(Saved entries)

>> Begin

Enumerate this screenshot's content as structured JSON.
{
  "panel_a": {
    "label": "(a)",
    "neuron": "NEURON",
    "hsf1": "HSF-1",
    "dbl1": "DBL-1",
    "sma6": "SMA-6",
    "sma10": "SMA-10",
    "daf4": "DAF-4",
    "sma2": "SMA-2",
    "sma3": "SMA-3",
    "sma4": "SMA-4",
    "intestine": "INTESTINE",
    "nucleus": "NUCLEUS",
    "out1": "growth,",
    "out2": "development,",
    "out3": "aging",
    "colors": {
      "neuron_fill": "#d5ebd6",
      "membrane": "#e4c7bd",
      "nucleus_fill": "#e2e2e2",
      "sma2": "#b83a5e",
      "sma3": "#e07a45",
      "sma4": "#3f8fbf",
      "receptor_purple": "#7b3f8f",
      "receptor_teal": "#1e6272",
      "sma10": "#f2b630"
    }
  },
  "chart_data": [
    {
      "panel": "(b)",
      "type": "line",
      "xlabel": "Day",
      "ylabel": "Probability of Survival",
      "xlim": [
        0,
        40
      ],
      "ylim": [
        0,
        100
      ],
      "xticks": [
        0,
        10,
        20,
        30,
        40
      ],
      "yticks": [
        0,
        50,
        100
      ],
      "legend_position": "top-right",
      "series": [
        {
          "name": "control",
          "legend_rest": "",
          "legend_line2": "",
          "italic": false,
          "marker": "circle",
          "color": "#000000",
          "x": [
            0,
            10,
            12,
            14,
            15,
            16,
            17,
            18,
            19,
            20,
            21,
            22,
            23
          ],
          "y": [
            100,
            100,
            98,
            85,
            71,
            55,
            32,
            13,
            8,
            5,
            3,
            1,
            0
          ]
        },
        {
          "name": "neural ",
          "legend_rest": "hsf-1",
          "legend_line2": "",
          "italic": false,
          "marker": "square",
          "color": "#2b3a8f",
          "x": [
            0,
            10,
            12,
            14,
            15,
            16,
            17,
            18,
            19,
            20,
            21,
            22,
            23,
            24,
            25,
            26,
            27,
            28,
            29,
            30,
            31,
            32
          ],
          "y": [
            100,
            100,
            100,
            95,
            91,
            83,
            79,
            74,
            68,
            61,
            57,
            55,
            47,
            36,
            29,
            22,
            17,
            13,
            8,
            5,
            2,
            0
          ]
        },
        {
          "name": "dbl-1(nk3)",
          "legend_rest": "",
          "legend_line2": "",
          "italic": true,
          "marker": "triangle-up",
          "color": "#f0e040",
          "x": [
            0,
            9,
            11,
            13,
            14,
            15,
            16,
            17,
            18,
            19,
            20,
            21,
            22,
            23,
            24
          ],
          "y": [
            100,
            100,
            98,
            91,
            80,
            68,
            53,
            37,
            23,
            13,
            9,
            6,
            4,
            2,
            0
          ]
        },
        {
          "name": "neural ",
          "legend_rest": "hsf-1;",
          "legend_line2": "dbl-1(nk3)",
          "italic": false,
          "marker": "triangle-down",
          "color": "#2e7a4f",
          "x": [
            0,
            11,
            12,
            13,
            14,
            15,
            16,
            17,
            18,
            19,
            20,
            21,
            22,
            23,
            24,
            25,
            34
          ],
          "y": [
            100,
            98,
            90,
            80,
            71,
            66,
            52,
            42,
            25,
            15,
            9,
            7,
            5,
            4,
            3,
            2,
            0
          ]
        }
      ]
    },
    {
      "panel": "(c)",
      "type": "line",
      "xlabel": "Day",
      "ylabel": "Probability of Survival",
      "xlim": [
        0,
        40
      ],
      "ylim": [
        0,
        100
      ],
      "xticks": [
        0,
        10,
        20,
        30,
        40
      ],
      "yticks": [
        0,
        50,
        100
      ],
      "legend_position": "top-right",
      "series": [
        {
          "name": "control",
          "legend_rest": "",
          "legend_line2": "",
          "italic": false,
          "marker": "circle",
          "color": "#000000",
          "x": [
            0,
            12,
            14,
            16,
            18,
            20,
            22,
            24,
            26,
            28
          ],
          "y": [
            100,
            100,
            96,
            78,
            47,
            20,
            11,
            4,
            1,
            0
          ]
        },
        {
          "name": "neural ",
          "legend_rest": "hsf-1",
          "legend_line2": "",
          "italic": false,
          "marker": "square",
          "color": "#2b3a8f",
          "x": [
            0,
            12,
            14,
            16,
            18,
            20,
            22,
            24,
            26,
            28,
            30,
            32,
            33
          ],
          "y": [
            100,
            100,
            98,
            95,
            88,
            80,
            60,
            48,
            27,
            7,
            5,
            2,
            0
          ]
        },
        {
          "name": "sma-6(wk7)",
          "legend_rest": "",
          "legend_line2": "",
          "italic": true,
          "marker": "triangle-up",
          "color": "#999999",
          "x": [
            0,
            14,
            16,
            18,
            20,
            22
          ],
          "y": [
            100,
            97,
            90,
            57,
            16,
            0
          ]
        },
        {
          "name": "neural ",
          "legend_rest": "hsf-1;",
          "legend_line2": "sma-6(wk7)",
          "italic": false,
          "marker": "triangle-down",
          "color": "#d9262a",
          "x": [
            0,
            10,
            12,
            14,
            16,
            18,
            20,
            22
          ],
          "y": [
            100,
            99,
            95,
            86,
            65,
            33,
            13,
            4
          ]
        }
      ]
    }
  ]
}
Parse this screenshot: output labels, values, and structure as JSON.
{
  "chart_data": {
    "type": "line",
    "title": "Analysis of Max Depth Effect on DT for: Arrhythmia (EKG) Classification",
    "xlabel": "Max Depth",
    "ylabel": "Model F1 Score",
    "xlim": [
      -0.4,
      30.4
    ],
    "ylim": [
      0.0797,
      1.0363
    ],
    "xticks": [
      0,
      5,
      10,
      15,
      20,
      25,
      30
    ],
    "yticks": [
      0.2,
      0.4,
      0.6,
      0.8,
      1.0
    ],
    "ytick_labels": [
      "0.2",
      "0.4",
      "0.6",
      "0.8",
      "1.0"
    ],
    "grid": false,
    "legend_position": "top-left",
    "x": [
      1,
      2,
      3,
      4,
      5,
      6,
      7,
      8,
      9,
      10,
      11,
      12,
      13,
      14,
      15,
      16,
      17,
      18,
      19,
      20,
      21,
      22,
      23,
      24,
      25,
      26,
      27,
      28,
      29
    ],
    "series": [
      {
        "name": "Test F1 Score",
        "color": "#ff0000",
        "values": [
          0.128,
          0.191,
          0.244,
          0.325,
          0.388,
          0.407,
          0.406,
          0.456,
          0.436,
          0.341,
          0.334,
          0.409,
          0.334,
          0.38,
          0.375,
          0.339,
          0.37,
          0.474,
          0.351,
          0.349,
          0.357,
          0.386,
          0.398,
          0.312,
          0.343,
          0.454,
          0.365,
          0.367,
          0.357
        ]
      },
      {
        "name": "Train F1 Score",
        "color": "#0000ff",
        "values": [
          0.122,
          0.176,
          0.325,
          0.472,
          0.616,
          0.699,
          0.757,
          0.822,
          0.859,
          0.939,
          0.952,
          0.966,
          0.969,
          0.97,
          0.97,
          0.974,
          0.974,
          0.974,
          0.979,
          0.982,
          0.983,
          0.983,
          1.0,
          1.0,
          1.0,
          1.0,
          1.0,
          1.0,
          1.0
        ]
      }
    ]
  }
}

>> End

_Given exercise_
All of the entries above should be written out again exactly.

_Written solution_
Enumerate this screenshot's content as structured JSON.
{
  "panel_a": {
    "label": "(a)",
    "neuron": "NEURON",
    "hsf1": "HSF-1",
    "dbl1": "DBL-1",
    "sma6": "SMA-6",
    "sma10": "SMA-10",
    "daf4": "DAF-4",
    "sma2": "SMA-2",
    "sma3": "SMA-3",
    "sma4": "SMA-4",
    "intestine": "INTESTINE",
    "nucleus": "NUCLEUS",
    "out1": "growth,",
    "out2": "development,",
    "out3": "aging",
    "colors": {
      "neuron_fill": "#d5ebd6",
      "membrane": "#e4c7bd",
      "nucleus_fill": "#e2e2e2",
      "sma2": "#b83a5e",
      "sma3": "#e07a45",
      "sma4": "#3f8fbf",
      "receptor_purple": "#7b3f8f",
      "receptor_teal": "#1e6272",
      "sma10": "#f2b630"
    }
  },
  "chart_data": [
    {
      "panel": "(b)",
      "type": "line",
      "xlabel": "Day",
      "ylabel": "Probability of Survival",
      "xlim": [
        0,
        40
      ],
      "ylim": [
        0,
        100
      ],
      "xticks": [
        0,
        10,
        20,
        30,
        40
      ],
      "yticks": [
        0,
        50,
        100
      ],
      "legend_position": "top-right",
      "series": [
        {
          "name": "control",
          "legend_rest": "",
          "legend_line2": "",
          "italic": false,
          "marker": "circle",
          "color": "#000000",
          "x": [
            0,
            10,
            12,
            14,
            15,
            16,
            17,
            18,
            19,
            20,
            21,
            22,
            23
          ],
          "y": [
            100,
            100,
            98,
            85,
            71,
            55,
            32,
            13,
            8,
            5,
            3,
            1,
            0
          ]
        },
        {
          "name": "neural ",
          "legend_rest": "hsf-1",
          "legend_line2": "",
          "italic": false,
          "marker": "square",
          "color": "#2b3a8f",
          "x": [
            0,
            10,
            12,
            14,
            15,
            16,
            17,
            18,
            19,
            20,
            21,
            22,
            23,
            24,
            25,
            26,
            27,
            28,
            29,
            30,
            31,
            32
          ],
          "y": [
            100,
            100,
            100,
            95,
            91,
            83,
            79,
            74,
            68,
            61,
            57,
            55,
            47,
            36,
            29,
            22,
            17,
            13,
            8,
            5,
            2,
            0
          ]
        },
        {
          "name": "dbl-1(nk3)",
          "legend_rest": "",
          "legend_line2": "",
          "italic": true,
          "marker": "triangle-up",
          "color": "#f0e040",
          "x": [
            0,
            9,
            11,
            13,
            14,
            15,
            16,
            17,
            18,
            19,
            20,
            21,
            22,
            23,
            24
          ],
          "y": [
            100,
            100,
            98,
            91,
            80,
            68,
            53,
            37,
            23,
            13,
            9,
            6,
            4,
            2,
            0
          ]
        },
        {
          "name": "neural ",
          "legend_rest": "hsf-1;",
          "legend_line2": "dbl-1(nk3)",
          "italic": false,
          "marker": "triangle-down",
          "color": "#2e7a4f",
          "x": [
            0,
            11,
            12,
            13,
            14,
            15,
            16,
            17,
            18,
            19,
            20,
            21,
            22,
            23,
            24,
            25,
            34
          ],
          "y": [
            100,
            98,
            90,
            80,
            71,
            66,
            52,
            42,
            25,
            15,
            9,
            7,
            5,
            4,
            3,
            2,
            0
          ]
        }
      ]
    },
    {
      "panel": "(c)",
      "type": "line",
      "xlabel": "Day",
      "ylabel": "Probability of Survival",
      "xlim": [
        0,
        40
      ],
      "ylim": [
        0,
        100
      ],
      "xticks": [
        0,
        10,
        20,
        30,
        40
      ],
      "yticks": [
        0,
        50,
        100
      ],
      "legend_position": "top-right",
      "series": [
        {
          "name": "control",
          "legend_rest": "",
          "legend_line2": "",
          "italic": false,
          "marker": "circle",
          "color": "#000000",
          "x": [
            0,
            12,
            14,
            16,
            18,
            20,
            22,
            24,
            26,
            28
          ],
          "y": [
            100,
            100,
            96,
            78,
            47,
            20,
            11,
            4,
            1,
            0
          ]
        },
        {
          "name": "neural ",
          "legend_rest": "hsf-1",
          "legend_line2": "",
          "italic": false,
          "marker": "square",
          "color": "#2b3a8f",
          "x": [
            0,
            12,
            14,
            16,
            18,
            20,
            22,
            24,
            26,
            28,
            30,
            32,
            33
          ],
          "y": [
            100,
            100,
            98,
            95,
            88,
            80,
            60,
            48,
            27,
            7,
            5,
            2,
            0
          ]
        },
        {
          "name": "sma-6(wk7)",
          "legend_rest": "",
          "legend_line2": "",
          "italic": true,
          "marker": "triangle-up",
          "color": "#999999",
          "x": [
            0,
            14,
            16,
            18,
            20,
            22
          ],
          "y": [
            100,
            97,
            90,
            57,
            16,
            0
          ]
        },
        {
          "name": "neural ",
          "legend_rest": "hsf-1;",
          "legend_line2": "sma-6(wk7)",
          "italic": false,
          "marker": "triangle-down",
          "color": "#d9262a",
          "x": [
            0,
            10,
            12,
            14,
            16,
            18,
            20,
            22
          ],
          "y": [
            100,
            99,
            95,
            86,
            65,
            33,
            13,
            4
          ]
        }
      ]
    }
  ]
}
Parse this screenshot: output labels, values, and structure as JSON.
{
  "chart_data": {
    "type": "line",
    "title": "Analysis of Max Depth Effect on DT for: Arrhythmia (EKG) Classification",
    "xlabel": "Max Depth",
    "ylabel": "Model F1 Score",
    "xlim": [
      -0.4,
      30.4
    ],
    "ylim": [
      0.0797,
      1.0363
    ],
    "xticks": [
      0,
      5,
      10,
      15,
      20,
      25,
      30
    ],
    "yticks": [
      0.2,
      0.4,
      0.6,
      0.8,
      1.0
    ],
    "ytick_labels": [
      "0.2",
      "0.4",
      "0.6",
      "0.8",
      "1.0"
    ],
    "grid": false,
    "legend_position": "top-left",
    "x": [
      1,
      2,
      3,
      4,
      5,
      6,
      7,
      8,
      9,
      10,
      11,
      12,
      13,
      14,
      15,
      16,
      17,
      18,
      19,
      20,
      21,
      22,
      23,
      24,
      25,
      26,
      27,
      28,
      29
    ],
    "series": [
      {
        "name": "Test F1 Score",
        "color": "#ff0000",
        "values": [
          0.128,
          0.191,
          0.244,
          0.325,
          0.388,
          0.407,
          0.406,
          0.456,
          0.436,
          0.341,
          0.334,
          0.409,
          0.334,
          0.38,
          0.375,
          0.339,
          0.37,
          0.474,
          0.351,
          0.349,
          0.357,
          0.386,
          0.398,
          0.312,
          0.343,
          0.454,
          0.365,
          0.367,
          0.357
        ]
      },
      {
        "name": "Train F1 Score",
        "color": "#0000ff",
        "values": [
          0.122,
          0.176,
          0.325,
          0.472,
          0.616,
          0.699,
          0.757,
          0.822,
          0.859,
          0.939,
          0.952,
          0.966,
          0.969,
          0.97,
          0.97,
          0.974,
          0.974,
          0.974,
          0.979,
          0.982,
          0.983,
          0.983,
          1.0,
          1.0,
          1.0,
          1.0,
          1.0,
          1.0,
          1.0
        ]
      }
    ]
  }
}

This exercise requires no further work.